Extract all of the data and reproduce it precisely.

Given records:
--- Begin ---

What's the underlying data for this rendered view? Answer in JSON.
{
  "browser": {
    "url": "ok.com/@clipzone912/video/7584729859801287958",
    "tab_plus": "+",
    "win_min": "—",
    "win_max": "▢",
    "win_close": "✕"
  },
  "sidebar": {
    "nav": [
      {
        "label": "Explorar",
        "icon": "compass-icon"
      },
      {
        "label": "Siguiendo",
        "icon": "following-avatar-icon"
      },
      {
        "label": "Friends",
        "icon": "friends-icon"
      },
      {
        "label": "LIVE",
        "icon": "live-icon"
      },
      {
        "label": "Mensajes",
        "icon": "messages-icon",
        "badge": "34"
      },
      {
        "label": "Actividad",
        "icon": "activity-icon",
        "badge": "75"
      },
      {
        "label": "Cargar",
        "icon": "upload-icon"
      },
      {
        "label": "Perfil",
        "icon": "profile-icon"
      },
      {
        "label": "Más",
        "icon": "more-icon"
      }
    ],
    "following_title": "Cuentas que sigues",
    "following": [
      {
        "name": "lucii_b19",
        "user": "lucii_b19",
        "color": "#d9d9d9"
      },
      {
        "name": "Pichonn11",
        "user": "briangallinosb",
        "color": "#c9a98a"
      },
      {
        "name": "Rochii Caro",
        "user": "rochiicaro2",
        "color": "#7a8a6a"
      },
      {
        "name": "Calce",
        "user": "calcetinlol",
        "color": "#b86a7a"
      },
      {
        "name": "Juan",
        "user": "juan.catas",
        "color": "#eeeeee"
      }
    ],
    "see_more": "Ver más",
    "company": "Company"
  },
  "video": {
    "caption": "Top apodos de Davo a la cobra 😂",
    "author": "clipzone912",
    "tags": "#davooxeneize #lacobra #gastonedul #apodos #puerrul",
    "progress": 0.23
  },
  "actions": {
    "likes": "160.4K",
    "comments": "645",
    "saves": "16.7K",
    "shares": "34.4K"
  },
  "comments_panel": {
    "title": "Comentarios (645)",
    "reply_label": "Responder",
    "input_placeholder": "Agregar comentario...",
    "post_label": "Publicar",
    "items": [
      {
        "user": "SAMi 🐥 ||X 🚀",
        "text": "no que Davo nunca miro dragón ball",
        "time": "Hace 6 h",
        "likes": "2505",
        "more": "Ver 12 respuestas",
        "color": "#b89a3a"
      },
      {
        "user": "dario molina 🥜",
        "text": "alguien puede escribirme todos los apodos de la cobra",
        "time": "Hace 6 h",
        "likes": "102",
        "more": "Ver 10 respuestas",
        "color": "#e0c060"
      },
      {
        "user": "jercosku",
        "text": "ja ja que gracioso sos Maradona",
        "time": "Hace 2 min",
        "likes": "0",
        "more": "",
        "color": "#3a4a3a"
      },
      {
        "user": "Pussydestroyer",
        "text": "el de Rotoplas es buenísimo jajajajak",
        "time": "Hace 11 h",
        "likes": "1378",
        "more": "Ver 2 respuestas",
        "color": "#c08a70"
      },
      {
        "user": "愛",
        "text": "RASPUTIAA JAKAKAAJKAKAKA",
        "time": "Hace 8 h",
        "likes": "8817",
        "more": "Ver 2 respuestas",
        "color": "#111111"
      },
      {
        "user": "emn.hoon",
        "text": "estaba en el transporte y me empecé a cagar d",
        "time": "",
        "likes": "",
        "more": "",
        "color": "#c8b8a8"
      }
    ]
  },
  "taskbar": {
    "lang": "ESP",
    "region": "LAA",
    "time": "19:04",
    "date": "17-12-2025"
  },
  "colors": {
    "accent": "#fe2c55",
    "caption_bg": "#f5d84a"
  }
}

--- End ---

Solution:
What's the underlying data for this rendered view? Answer in JSON.
{
  "browser": {
    "url": "ok.com/@clipzone912/video/7584729859801287958",
    "tab_plus": "+",
    "win_min": "—",
    "win_max": "▢",
    "win_close": "✕"
  },
  "sidebar": {
    "nav": [
      {
        "label": "Explorar",
        "icon": "compass-icon"
      },
      {
        "label": "Siguiendo",
        "icon": "following-avatar-icon"
      },
      {
        "label": "Friends",
        "icon": "friends-icon"
      },
      {
        "label": "LIVE",
        "icon": "live-icon"
      },
      {
        "label": "Mensajes",
        "icon": "messages-icon",
        "badge": "34"
      },
      {
        "label": "Actividad",
        "icon": "activity-icon",
        "badge": "75"
      },
      {
        "label": "Cargar",
        "icon": "upload-icon"
      },
      {
        "label": "Perfil",
        "icon": "profile-icon"
      },
      {
        "label": "Más",
        "icon": "more-icon"
      }
    ],
    "following_title": "Cuentas que sigues",
    "following": [
      {
        "name": "lucii_b19",
        "user": "lucii_b19",
        "color": "#d9d9d9"
      },
      {
        "name": "Pichonn11",
        "user": "briangallinosb",
        "color": "#c9a98a"
      },
      {
        "name": "Rochii Caro",
        "user": "rochiicaro2",
        "color": "#7a8a6a"
      },
      {
        "name": "Calce",
        "user": "calcetinlol",
        "color": "#b86a7a"
      },
      {
        "name": "Juan",
        "user": "juan.catas",
        "color": "#eeeeee"
      }
    ],
    "see_more": "Ver más",
    "company": "Company"
  },
  "video": {
    "caption": "Top apodos de Davo a la cobra 😂",
    "author": "clipzone912",
    "tags": "#davooxeneize #lacobra #gastonedul #apodos #puerrul",
    "progress": 0.23
  },
  "actions": {
    "likes": "160.4K",
    "comments": "645",
    "saves": "16.7K",
    "shares": "34.4K"
  },
  "comments_panel": {
    "title": "Comentarios (645)",
    "reply_label": "Responder",
    "input_placeholder": "Agregar comentario...",
    "post_label": "Publicar",
    "items": [
      {
        "user": "SAMi 🐥 ||X 🚀",
        "text": "no que Davo nunca miro dragón ball",
        "time": "Hace 6 h",
        "likes": "2505",
        "more": "Ver 12 respuestas",
        "color": "#b89a3a"
      },
      {
        "user": "dario molina 🥜",
        "text": "alguien puede escribirme todos los apodos de la cobra",
        "time": "Hace 6 h",
        "likes": "102",
        "more": "Ver 10 respuestas",
        "color": "#e0c060"
      },
      {
        "user": "jercosku",
        "text": "ja ja que gracioso sos Maradona",
        "time": "Hace 2 min",
        "likes": "0",
        "more": "",
        "color": "#3a4a3a"
      },
      {
        "user": "Pussydestroyer",
        "text": "el de Rotoplas es buenísimo jajajajak",
        "time": "Hace 11 h",
        "likes": "1378",
        "more": "Ver 2 respuestas",
        "color": "#c08a70"
      },
      {
        "user": "愛",
        "text": "RASPUTIAA JAKAKAAJKAKAKA",
        "time": "Hace 8 h",
        "likes": "8817",
        "more": "Ver 2 respuestas",
        "color": "#111111"
      },
      {
        "user": "emn.hoon",
        "text": "estaba en el transporte y me empecé a cagar d",
        "time": "",
        "likes": "",
        "more": "",
        "color": "#c8b8a8"
      }
    ]
  },
  "taskbar": {
    "lang": "ESP",
    "region": "LAA",
    "time": "19:04",
    "date": "17-12-2025"
  },
  "colors": {
    "accent": "#fe2c55",
    "caption_bg": "#f5d84a"
  }
}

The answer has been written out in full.